» Exercise directions
Copy every record below exactly as written, but leave out the pictures.

» Data
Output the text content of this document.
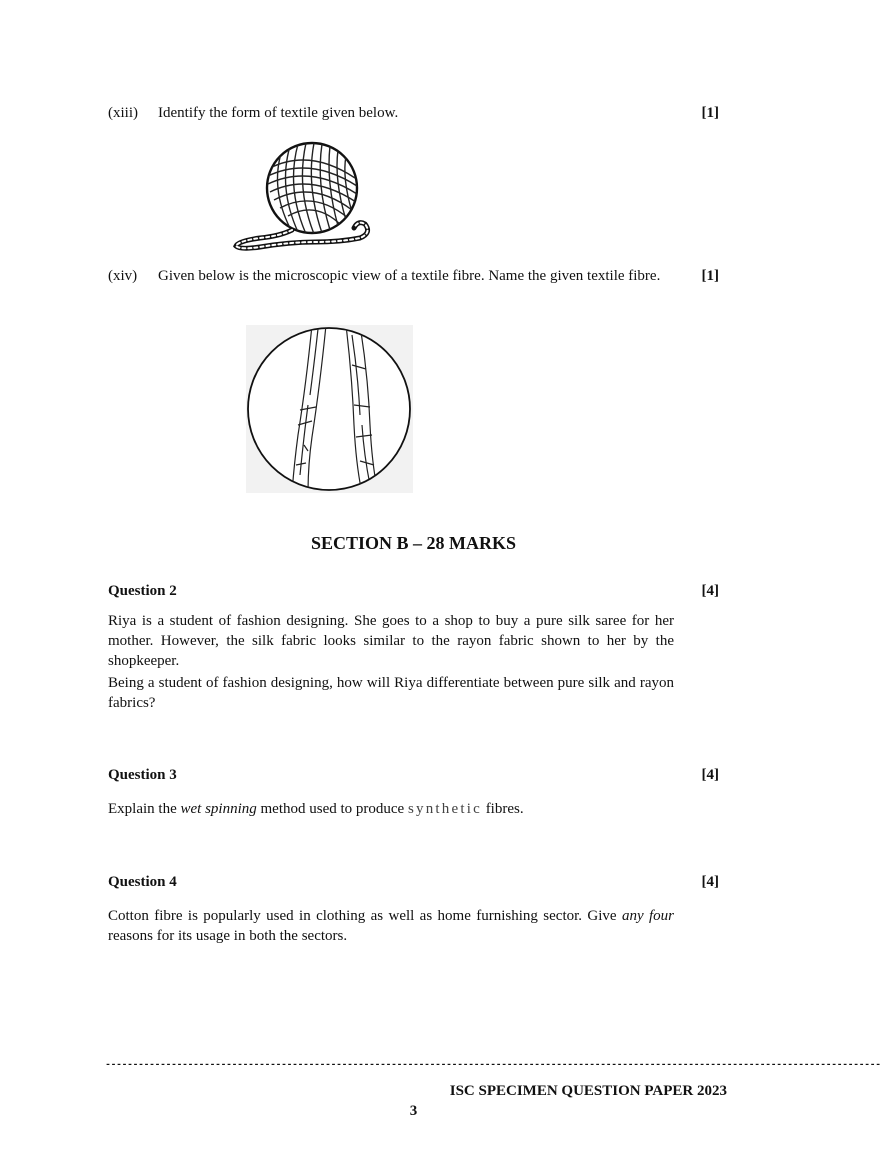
(xiii) Identify the form of textile given below.	[1]
(xiv) Given below is the microscopic view of a textile fibre. Name the given textile fibre.	[1]
SECTION B – 28 MARKS
Question 2	[4]

Riya is a student of fashion designing. She goes to a shop to buy a pure silk saree for her mother. However, the silk fabric looks similar to the rayon fabric shown to her by the shopkeeper.

Being a student of fashion designing, how will Riya differentiate between pure silk and rayon fabrics?

Question 3	[4]

Explain the wet spinning method used to produce synthetic fibres.

Question 4	[4]

Cotton fibre is popularly used in clothing as well as home furnishing sector. Give any four reasons for its usage in both the sectors.

---------------------------------------------------------------------------------------------------------------------------------------------
ISC SPECIMEN QUESTION PAPER 2023
3
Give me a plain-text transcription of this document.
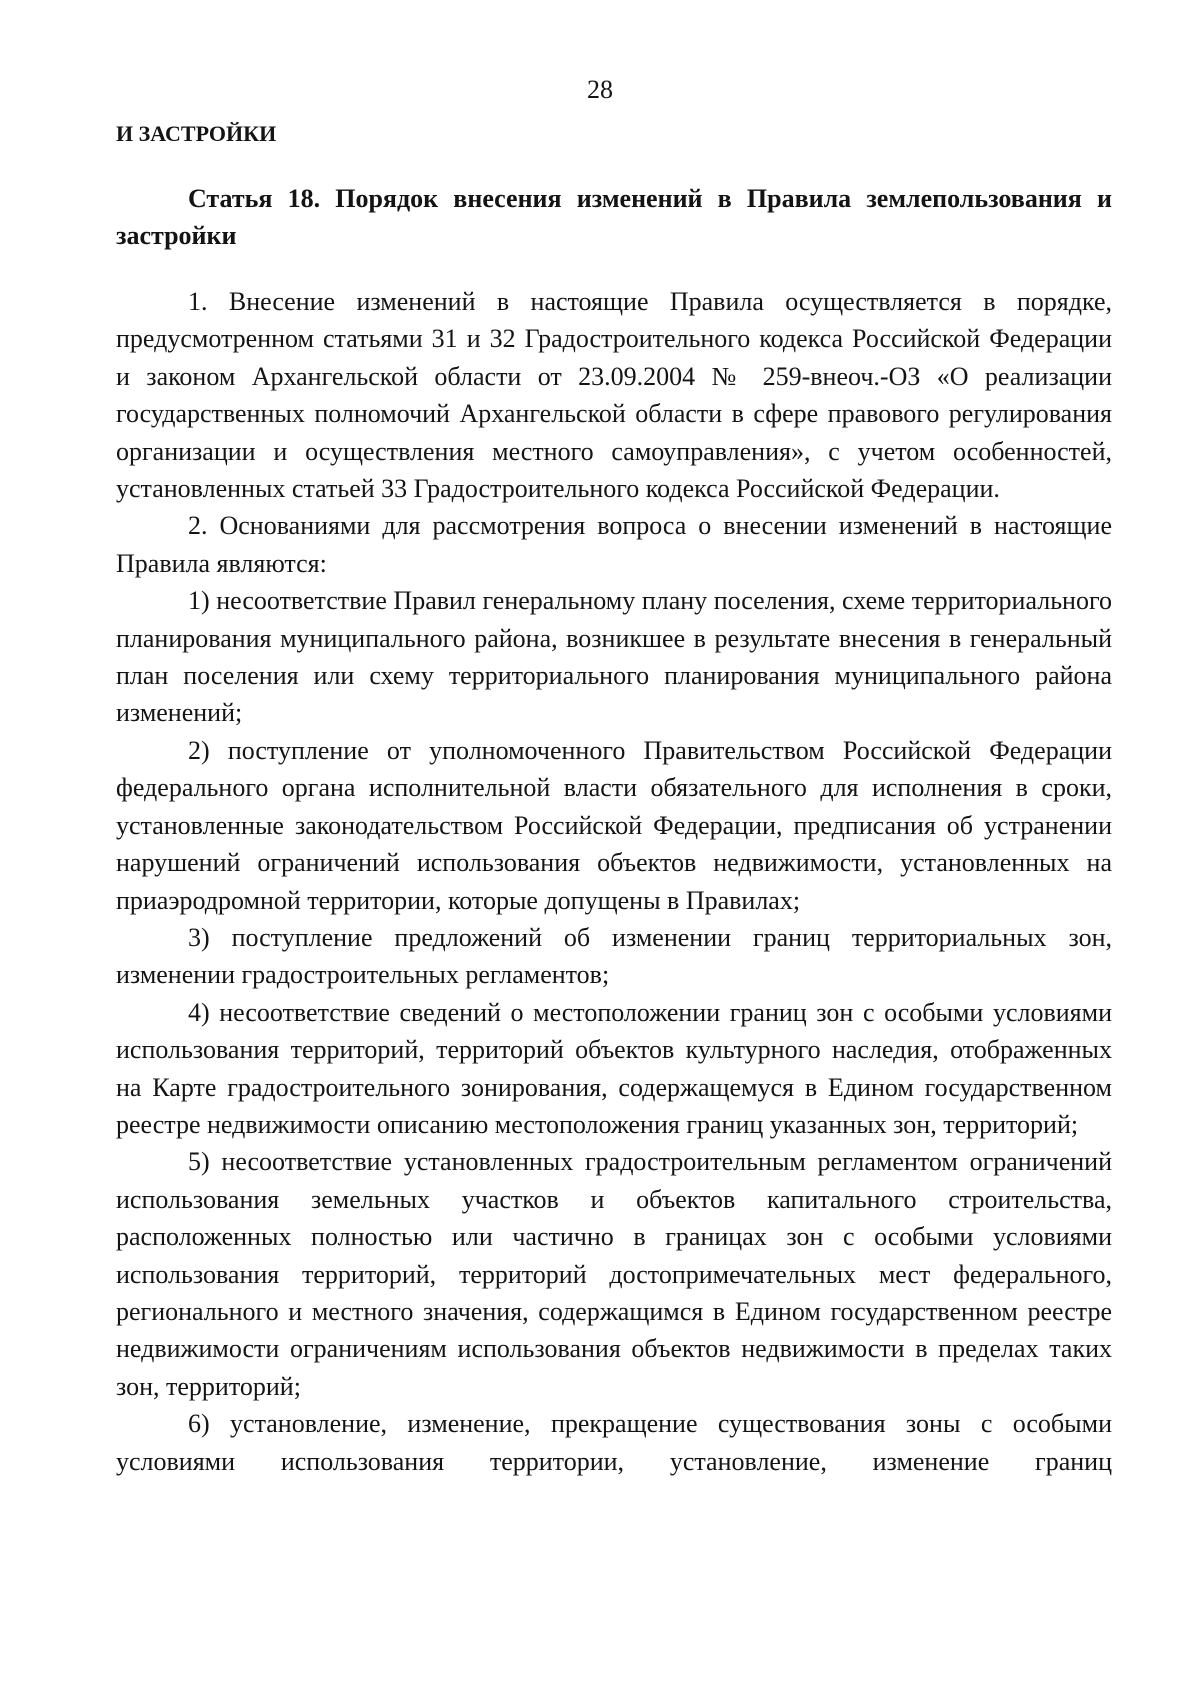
28

И ЗАСТРОЙКИ

Статья 18. Порядок внесения изменений в Правила землепользования и застройки

1. Внесение изменений в настоящие Правила осуществляется в порядке, предусмотренном статьями 31 и 32 Градостроительного кодекса Российской Федерации и законом Архангельской области от 23.09.2004 № 259-внеоч.-ОЗ «О реализации государственных полномочий Архангельской области в сфере правового регулирования организации и осуществления местного самоуправления», с учетом особенностей, установленных статьей 33 Градостроительного кодекса Российской Федерации.

2. Основаниями для рассмотрения вопроса о внесении изменений в настоящие Правила являются:

1) несоответствие Правил генеральному плану поселения, схеме территориального планирования муниципального района, возникшее в результате внесения в генеральный план поселения или схему территориального планирования муниципального района изменений;

2) поступление от уполномоченного Правительством Российской Федерации федерального органа исполнительной власти обязательного для исполнения в сроки, установленные законодательством Российской Федерации, предписания об устранении нарушений ограничений использования объектов недвижимости, установленных на приаэродромной территории, которые допущены в Правилах;

3) поступление предложений об изменении границ территориальных зон, изменении градостроительных регламентов;

4) несоответствие сведений о местоположении границ зон с особыми условиями использования территорий, территорий объектов культурного наследия, отображенных на Карте градостроительного зонирования, содержащемуся в Едином государственном реестре недвижимости описанию местоположения границ указанных зон, территорий;

5) несоответствие установленных градостроительным регламентом ограничений использования земельных участков и объектов капитального строительства, расположенных полностью или частично в границах зон с особыми условиями использования территорий, территорий достопримечательных мест федерального, регионального и местного значения, содержащимся в Едином государственном реестре недвижимости ограничениям использования объектов недвижимости в пределах таких зон, территорий;

6) установление, изменение, прекращение существования зоны с особыми условиями использования территории, установление, изменение границ
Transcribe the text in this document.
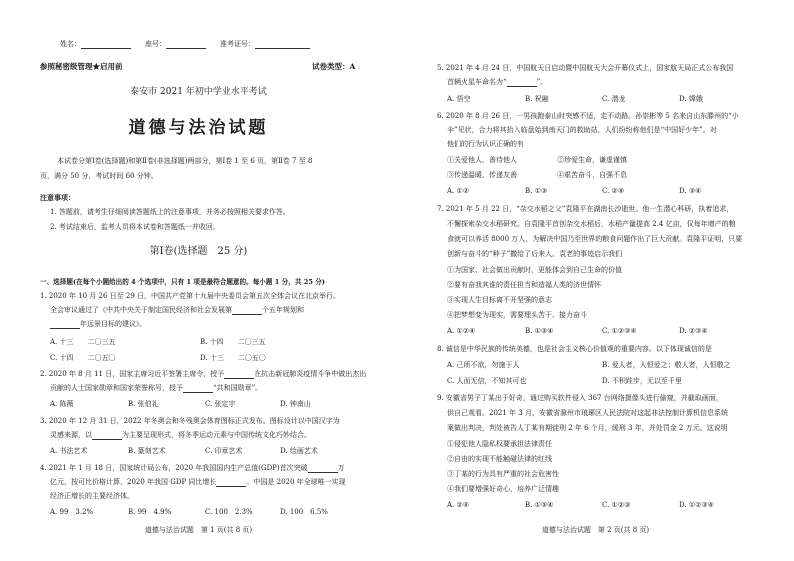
姓名：　　	座号：　　	准考证号：
参照秘密级管理★启用前	试卷类型：A
泰安市 2021 年初中学业水平考试
道德与法治试题
本试卷分第Ⅰ卷(选择题)和第Ⅱ卷(非选择题)两部分，第Ⅰ卷 1 至 6 页，第Ⅱ卷 7 至 8
页，满分 50 分，考试时间 60 分钟。
注意事项：
1. 答题前，请考生仔细阅读答题纸上的注意事项，并务必按照相关要求作答。
2. 考试结束后，监考人员将本试卷和答题纸一并收回。
第Ⅰ卷(选择题　25 分)
一、选择题(在每个小题给出的 4 个选项中，只有 1 项是最符合题意的。每小题 1 分，共 25 分)
1. 2020 年 10 月 26 日至 29 日，中国共产党第十九届中央委员会第五次全体会议在北京举行。
全会审议通过了《中共中央关于制定国民经济和社会发展第	个五年规划和
年远景目标的建议》。
A. 十三　　二〇三五	B. 十四　　二〇三五
C. 十四　　二〇五〇	D. 十三　　二〇五〇
2. 2020 年 8 月 11 日，国家主席习近平签署主席令，授予	在抗击新冠肺炎疫情斗争中做出杰出
贡献的人士国家勋章和国家荣誉称号，授予	“共和国勋章”。
A. 陈薇	B. 张伯礼	C. 张定宇	D. 钟南山
3. 2020 年 12 月 31 日，2022 年冬奥会和冬残奥会体育图标正式发布。图标设计以中国汉字为
灵感来源，以	为主要呈现形式，将冬季运动元素与中国传统文化巧妙结合。
A. 书法艺术	B. 篆刻艺术	C. 印章艺术	D. 绘画艺术
4. 2021 年 1 月 18 日，国家统计局公布，2020 年我国国内生产总值(GDP)首次突破	万
亿元，按可比价格计算，2020 年我国 GDP 同比增长	。中国是 2020 年全球唯一实现
经济正增长的主要经济体。
A. 99　3.2%	B. 99　4.9%	C. 100　2.3%	D. 100　6.5%
道德与法治试题　第 1 页(共 8 页)
5. 2021 年 4 月 24 日，中国航天日启动暨中国航天大会开幕仪式上，国家航天局正式公布我国
首辆火星车命名为“	”。
A. 悟空	B. 祝融	C. 潜龙	D. 嫦娥
6. 2020 年 8 月 26 日，一男孩跑泰山时突感不适，走不动路。孙崇彬等 5 名来自山东滕州的“小
伞”见状，合力将其抬入临盘始到南天门的救助站，人们纷纷称他们是“中国好少年”。对
他们的行为认识正确的有
①关爱他人，善待他人	②珍爱生命，谦虚谨慎
③传递温暖，传递友善	④艰苦奋斗，自强不息
A. ①②	B. ①③	C. ②④	D. ③④
7. 2021 年 5 月 22 日，“杂交水稻之父”袁隆平在湖南长沙逝世。他一生潜心科研，执着追求，
不懈探索杂交水稻研究。自袁隆平首创杂交水稻后，水稻产量提高 2.4 亿亩，仅每年增产的粮
食就可以养活 8000 万人，为解决中国乃至世界的粮食问题作出了巨大贡献。袁隆平证明，只要
创新与奋斗的“种子”撒给了后来人。袁老的事迹启示我们
①为国家、社会做出贡献时，更能体会到自己生命的价值
②要有奋我其谁的责任担当和造福人类的济世情怀
③实现人生目标离不开坚强的意志
④把梦想变为现实，需要埋头苦干、接力奋斗
A. ①②④	B. ①③④	C. ①②③④	D. ②③④
8. 诚信是中华民族的传统美德，也是社会主义核心价值观的重要内容。以下体现诚信的是
A. 己所不欲，勿施于人	B. 爱人者，人恒爱之；敬人者，人恒敬之
C. 人而无信，不知其可也	D. 不积跬步，无以至千里
9. 安徽省男子丁某出于好奇，通过购买软件侵入 367 台网络摄像头进行偷窥，并截取画面，
供自己观看。2021 年 3 月，安徽省滁州市琅琊区人民法院对这起非法控制计算机信息系统
案做出判决，判处被告人丁某有期徒刑 2 年 6 个月，缓刑 3 年，并处罚金 2 万元。这说明
①侵犯他人隐私权要承担法律责任
②自由的实现不能触碰法律的红线
③丁某的行为具有严重的社会危害性
④我们要增强好奇心，培养广泛情趣
A. ②④	B. ①③④	C. ①②③	D. ①②③④
道德与法治试题　第 2 页(共 8 页)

» Reply to the exercise
Output the text content of this document.
(xiii) Identify the form of textile given below.	[1]
(xiv) Given below is the microscopic view of a textile fibre. Name the given textile fibre.	[1]
SECTION B – 28 MARKS
Question 2	[4]

Riya is a student of fashion designing. She goes to a shop to buy a pure silk saree for her mother. However, the silk fabric looks similar to the rayon fabric shown to her by the shopkeeper.

Being a student of fashion designing, how will Riya differentiate between pure silk and rayon fabrics?

Question 3	[4]

Explain the wet spinning method used to produce synthetic fibres.

Question 4	[4]

Cotton fibre is popularly used in clothing as well as home furnishing sector. Give any four reasons for its usage in both the sectors.

---------------------------------------------------------------------------------------------------------------------------------------------
ISC SPECIMEN QUESTION PAPER 2023
3
Give me a plain-text transcription of this document.
28

И ЗАСТРОЙКИ

Статья 18. Порядок внесения изменений в Правила землепользования и застройки

1. Внесение изменений в настоящие Правила осуществляется в порядке, предусмотренном статьями 31 и 32 Градостроительного кодекса Российской Федерации и законом Архангельской области от 23.09.2004 № 259-внеоч.-ОЗ «О реализации государственных полномочий Архангельской области в сфере правового регулирования организации и осуществления местного самоуправления», с учетом особенностей, установленных статьей 33 Градостроительного кодекса Российской Федерации.

2. Основаниями для рассмотрения вопроса о внесении изменений в настоящие Правила являются:

1) несоответствие Правил генеральному плану поселения, схеме территориального планирования муниципального района, возникшее в результате внесения в генеральный план поселения или схему территориального планирования муниципального района изменений;

2) поступление от уполномоченного Правительством Российской Федерации федерального органа исполнительной власти обязательного для исполнения в сроки, установленные законодательством Российской Федерации, предписания об устранении нарушений ограничений использования объектов недвижимости, установленных на приаэродромной территории, которые допущены в Правилах;

3) поступление предложений об изменении границ территориальных зон, изменении градостроительных регламентов;

4) несоответствие сведений о местоположении границ зон с особыми условиями использования территорий, территорий объектов культурного наследия, отображенных на Карте градостроительного зонирования, содержащемуся в Едином государственном реестре недвижимости описанию местоположения границ указанных зон, территорий;

5) несоответствие установленных градостроительным регламентом ограничений использования земельных участков и объектов капитального строительства, расположенных полностью или частично в границах зон с особыми условиями использования территорий, территорий достопримечательных мест федерального, регионального и местного значения, содержащимся в Едином государственном реестре недвижимости ограничениям использования объектов недвижимости в пределах таких зон, территорий;

6) установление, изменение, прекращение существования зоны с особыми условиями использования территории, установление, изменение границ
Transcribe the text in this document.
姓名：　　	座号：　　	准考证号：
参照秘密级管理★启用前	试卷类型：A
泰安市 2021 年初中学业水平考试
道德与法治试题
本试卷分第Ⅰ卷(选择题)和第Ⅱ卷(非选择题)两部分，第Ⅰ卷 1 至 6 页，第Ⅱ卷 7 至 8
页，满分 50 分，考试时间 60 分钟。
注意事项：
1. 答题前，请考生仔细阅读答题纸上的注意事项，并务必按照相关要求作答。
2. 考试结束后，监考人员将本试卷和答题纸一并收回。
第Ⅰ卷(选择题　25 分)
一、选择题(在每个小题给出的 4 个选项中，只有 1 项是最符合题意的。每小题 1 分，共 25 分)
1. 2020 年 10 月 26 日至 29 日，中国共产党第十九届中央委员会第五次全体会议在北京举行。
全会审议通过了《中共中央关于制定国民经济和社会发展第	个五年规划和
年远景目标的建议》。
A. 十三　　二〇三五	B. 十四　　二〇三五
C. 十四　　二〇五〇	D. 十三　　二〇五〇
2. 2020 年 8 月 11 日，国家主席习近平签署主席令，授予	在抗击新冠肺炎疫情斗争中做出杰出
贡献的人士国家勋章和国家荣誉称号，授予	“共和国勋章”。
A. 陈薇	B. 张伯礼	C. 张定宇	D. 钟南山
3. 2020 年 12 月 31 日，2022 年冬奥会和冬残奥会体育图标正式发布。图标设计以中国汉字为
灵感来源，以	为主要呈现形式，将冬季运动元素与中国传统文化巧妙结合。
A. 书法艺术	B. 篆刻艺术	C. 印章艺术	D. 绘画艺术
4. 2021 年 1 月 18 日，国家统计局公布，2020 年我国国内生产总值(GDP)首次突破	万
亿元，按可比价格计算，2020 年我国 GDP 同比增长	。中国是 2020 年全球唯一实现
经济正增长的主要经济体。
A. 99　3.2%	B. 99　4.9%	C. 100　2.3%	D. 100　6.5%
道德与法治试题　第 1 页(共 8 页)
5. 2021 年 4 月 24 日，中国航天日启动暨中国航天大会开幕仪式上，国家航天局正式公布我国
首辆火星车命名为“	”。
A. 悟空	B. 祝融	C. 潜龙	D. 嫦娥
6. 2020 年 8 月 26 日，一男孩跑泰山时突感不适，走不动路。孙崇彬等 5 名来自山东滕州的“小
伞”见状，合力将其抬入临盘始到南天门的救助站，人们纷纷称他们是“中国好少年”。对
他们的行为认识正确的有
①关爱他人，善待他人	②珍爱生命，谦虚谨慎
③传递温暖，传递友善	④艰苦奋斗，自强不息
A. ①②	B. ①③	C. ②④	D. ③④
7. 2021 年 5 月 22 日，“杂交水稻之父”袁隆平在湖南长沙逝世。他一生潜心科研，执着追求，
不懈探索杂交水稻研究。自袁隆平首创杂交水稻后，水稻产量提高 2.4 亿亩，仅每年增产的粮
食就可以养活 8000 万人，为解决中国乃至世界的粮食问题作出了巨大贡献。袁隆平证明，只要
创新与奋斗的“种子”撒给了后来人。袁老的事迹启示我们
①为国家、社会做出贡献时，更能体会到自己生命的价值
②要有奋我其谁的责任担当和造福人类的济世情怀
③实现人生目标离不开坚强的意志
④把梦想变为现实，需要埋头苦干、接力奋斗
A. ①②④	B. ①③④	C. ①②③④	D. ②③④
8. 诚信是中华民族的传统美德，也是社会主义核心价值观的重要内容。以下体现诚信的是
A. 己所不欲，勿施于人	B. 爱人者，人恒爱之；敬人者，人恒敬之
C. 人而无信，不知其可也	D. 不积跬步，无以至千里
9. 安徽省男子丁某出于好奇，通过购买软件侵入 367 台网络摄像头进行偷窥，并截取画面，
供自己观看。2021 年 3 月，安徽省滁州市琅琊区人民法院对这起非法控制计算机信息系统
案做出判决，判处被告人丁某有期徒刑 2 年 6 个月，缓刑 3 年，并处罚金 2 万元。这说明
①侵犯他人隐私权要承担法律责任
②自由的实现不能触碰法律的红线
③丁某的行为具有严重的社会危害性
④我们要增强好奇心，培养广泛情趣
A. ②④	B. ①③④	C. ①②③	D. ①②③④
道德与法治试题　第 2 页(共 8 页)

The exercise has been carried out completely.